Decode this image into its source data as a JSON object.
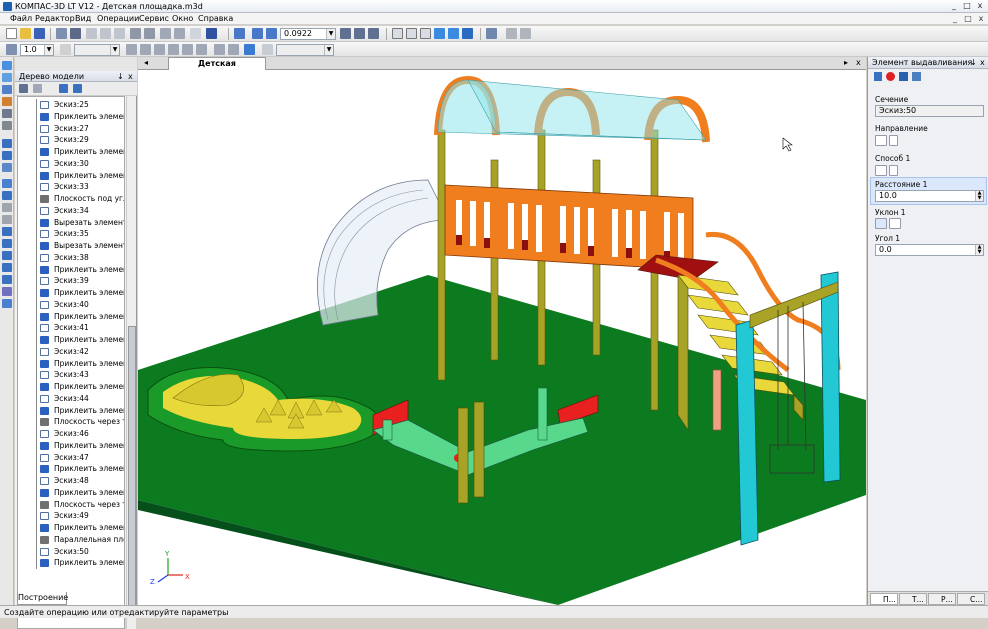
{
  "window": {
    "title": "КОМПАС-3D LT V12 - Детская площадка.m3d",
    "controls": [
      "_",
      "□",
      "x"
    ]
  },
  "menu": {
    "items": [
      "Файл",
      "Редактор",
      "Вид",
      "Операции",
      "Сервис",
      "Окно",
      "Справка"
    ],
    "doc_controls": [
      "_",
      "□",
      "x"
    ]
  },
  "toolbar": {
    "zoom_value": "0.0922",
    "line_scale": "1.0"
  },
  "document_tab": {
    "name": "Детская площадка.m3d"
  },
  "tree": {
    "title": "Дерево модели",
    "controls": [
      "↓",
      "x"
    ],
    "bottom_tab": "Построение",
    "items": [
      {
        "label": "Эскиз:25",
        "type": "sketch"
      },
      {
        "label": "Приклеить элемент в",
        "type": "extrude"
      },
      {
        "label": "Эскиз:27",
        "type": "sketch"
      },
      {
        "label": "Эскиз:29",
        "type": "sketch"
      },
      {
        "label": "Приклеить элемент в",
        "type": "extrude"
      },
      {
        "label": "Эскиз:30",
        "type": "sketch"
      },
      {
        "label": "Приклеить элемент в",
        "type": "extrude"
      },
      {
        "label": "Эскиз:33",
        "type": "sketch"
      },
      {
        "label": "Плоскость под углом",
        "type": "plane"
      },
      {
        "label": "Эскиз:34",
        "type": "sketch"
      },
      {
        "label": "Вырезать элемент вы",
        "type": "extrude"
      },
      {
        "label": "Эскиз:35",
        "type": "sketch"
      },
      {
        "label": "Вырезать элемент вы",
        "type": "extrude"
      },
      {
        "label": "Эскиз:38",
        "type": "sketch"
      },
      {
        "label": "Приклеить элемент в",
        "type": "extrude"
      },
      {
        "label": "Эскиз:39",
        "type": "sketch"
      },
      {
        "label": "Приклеить элемент в",
        "type": "extrude"
      },
      {
        "label": "Эскиз:40",
        "type": "sketch"
      },
      {
        "label": "Приклеить элемент в",
        "type": "extrude"
      },
      {
        "label": "Эскиз:41",
        "type": "sketch"
      },
      {
        "label": "Приклеить элемент в",
        "type": "extrude"
      },
      {
        "label": "Эскиз:42",
        "type": "sketch"
      },
      {
        "label": "Приклеить элемент в",
        "type": "extrude"
      },
      {
        "label": "Эскиз:43",
        "type": "sketch"
      },
      {
        "label": "Приклеить элемент в",
        "type": "extrude"
      },
      {
        "label": "Эскиз:44",
        "type": "sketch"
      },
      {
        "label": "Приклеить элемент в",
        "type": "extrude"
      },
      {
        "label": "Плоскость через три",
        "type": "plane"
      },
      {
        "label": "Эскиз:46",
        "type": "sketch"
      },
      {
        "label": "Приклеить элемент в",
        "type": "extrude"
      },
      {
        "label": "Эскиз:47",
        "type": "sketch"
      },
      {
        "label": "Приклеить элемент в",
        "type": "extrude"
      },
      {
        "label": "Эскиз:48",
        "type": "sketch"
      },
      {
        "label": "Приклеить элемент в",
        "type": "extrude"
      },
      {
        "label": "Плоскость через три",
        "type": "plane"
      },
      {
        "label": "Эскиз:49",
        "type": "sketch"
      },
      {
        "label": "Приклеить элемент в",
        "type": "extrude"
      },
      {
        "label": "Параллельная плоск",
        "type": "plane"
      },
      {
        "label": "Эскиз:50",
        "type": "sketch"
      },
      {
        "label": "Приклеить элемент",
        "type": "extrude"
      }
    ]
  },
  "properties": {
    "title": "Элемент выдавливания",
    "controls": [
      "↓",
      "x"
    ],
    "section_label": "Сечение",
    "section_value": "Эскиз:50",
    "direction_label": "Направление",
    "method_label": "Способ 1",
    "distance_label": "Расстояние 1",
    "distance_value": "10.0",
    "slope_label": "Уклон 1",
    "angle_label": "Угол 1",
    "angle_value": "0.0",
    "tabs": [
      "П...",
      "Т...",
      "Р...",
      "С..."
    ]
  },
  "axes": {
    "x": "X",
    "y": "Y",
    "z": "Z"
  },
  "status": "Создайте операцию или отредактируйте параметры",
  "colors": {
    "ground": "#0c7a1e",
    "structure_orange": "#f07d1e",
    "post_olive": "#a8a226",
    "roof_glass": "#8ee6ec",
    "swing_cyan": "#22c8d4",
    "seesaw_green": "#58d88a",
    "seesaw_red": "#e82020",
    "sand_yellow": "#e8d83a"
  }
}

————————

Directions. Reproduce the material above in full, exactly, with no images.

Solution to this exercise.
Decode this image into its source data as a JSON object.
{
  "window": {
    "title": "КОМПАС-3D LT V12 - Детская площадка.m3d",
    "controls": [
      "_",
      "□",
      "x"
    ]
  },
  "menu": {
    "items": [
      "Файл",
      "Редактор",
      "Вид",
      "Операции",
      "Сервис",
      "Окно",
      "Справка"
    ],
    "doc_controls": [
      "_",
      "□",
      "x"
    ]
  },
  "toolbar": {
    "zoom_value": "0.0922",
    "line_scale": "1.0"
  },
  "document_tab": {
    "name": "Детская площадка.m3d"
  },
  "tree": {
    "title": "Дерево модели",
    "controls": [
      "↓",
      "x"
    ],
    "bottom_tab": "Построение",
    "items": [
      {
        "label": "Эскиз:25",
        "type": "sketch"
      },
      {
        "label": "Приклеить элемент в",
        "type": "extrude"
      },
      {
        "label": "Эскиз:27",
        "type": "sketch"
      },
      {
        "label": "Эскиз:29",
        "type": "sketch"
      },
      {
        "label": "Приклеить элемент в",
        "type": "extrude"
      },
      {
        "label": "Эскиз:30",
        "type": "sketch"
      },
      {
        "label": "Приклеить элемент в",
        "type": "extrude"
      },
      {
        "label": "Эскиз:33",
        "type": "sketch"
      },
      {
        "label": "Плоскость под углом",
        "type": "plane"
      },
      {
        "label": "Эскиз:34",
        "type": "sketch"
      },
      {
        "label": "Вырезать элемент вы",
        "type": "extrude"
      },
      {
        "label": "Эскиз:35",
        "type": "sketch"
      },
      {
        "label": "Вырезать элемент вы",
        "type": "extrude"
      },
      {
        "label": "Эскиз:38",
        "type": "sketch"
      },
      {
        "label": "Приклеить элемент в",
        "type": "extrude"
      },
      {
        "label": "Эскиз:39",
        "type": "sketch"
      },
      {
        "label": "Приклеить элемент в",
        "type": "extrude"
      },
      {
        "label": "Эскиз:40",
        "type": "sketch"
      },
      {
        "label": "Приклеить элемент в",
        "type": "extrude"
      },
      {
        "label": "Эскиз:41",
        "type": "sketch"
      },
      {
        "label": "Приклеить элемент в",
        "type": "extrude"
      },
      {
        "label": "Эскиз:42",
        "type": "sketch"
      },
      {
        "label": "Приклеить элемент в",
        "type": "extrude"
      },
      {
        "label": "Эскиз:43",
        "type": "sketch"
      },
      {
        "label": "Приклеить элемент в",
        "type": "extrude"
      },
      {
        "label": "Эскиз:44",
        "type": "sketch"
      },
      {
        "label": "Приклеить элемент в",
        "type": "extrude"
      },
      {
        "label": "Плоскость через три",
        "type": "plane"
      },
      {
        "label": "Эскиз:46",
        "type": "sketch"
      },
      {
        "label": "Приклеить элемент в",
        "type": "extrude"
      },
      {
        "label": "Эскиз:47",
        "type": "sketch"
      },
      {
        "label": "Приклеить элемент в",
        "type": "extrude"
      },
      {
        "label": "Эскиз:48",
        "type": "sketch"
      },
      {
        "label": "Приклеить элемент в",
        "type": "extrude"
      },
      {
        "label": "Плоскость через три",
        "type": "plane"
      },
      {
        "label": "Эскиз:49",
        "type": "sketch"
      },
      {
        "label": "Приклеить элемент в",
        "type": "extrude"
      },
      {
        "label": "Параллельная плоск",
        "type": "plane"
      },
      {
        "label": "Эскиз:50",
        "type": "sketch"
      },
      {
        "label": "Приклеить элемент",
        "type": "extrude"
      }
    ]
  },
  "properties": {
    "title": "Элемент выдавливания",
    "controls": [
      "↓",
      "x"
    ],
    "section_label": "Сечение",
    "section_value": "Эскиз:50",
    "direction_label": "Направление",
    "method_label": "Способ 1",
    "distance_label": "Расстояние 1",
    "distance_value": "10.0",
    "slope_label": "Уклон 1",
    "angle_label": "Угол 1",
    "angle_value": "0.0",
    "tabs": [
      "П...",
      "Т...",
      "Р...",
      "С..."
    ]
  },
  "axes": {
    "x": "X",
    "y": "Y",
    "z": "Z"
  },
  "status": "Создайте операцию или отредактируйте параметры",
  "colors": {
    "ground": "#0c7a1e",
    "structure_orange": "#f07d1e",
    "post_olive": "#a8a226",
    "roof_glass": "#8ee6ec",
    "swing_cyan": "#22c8d4",
    "seesaw_green": "#58d88a",
    "seesaw_red": "#e82020",
    "sand_yellow": "#e8d83a"
  }
}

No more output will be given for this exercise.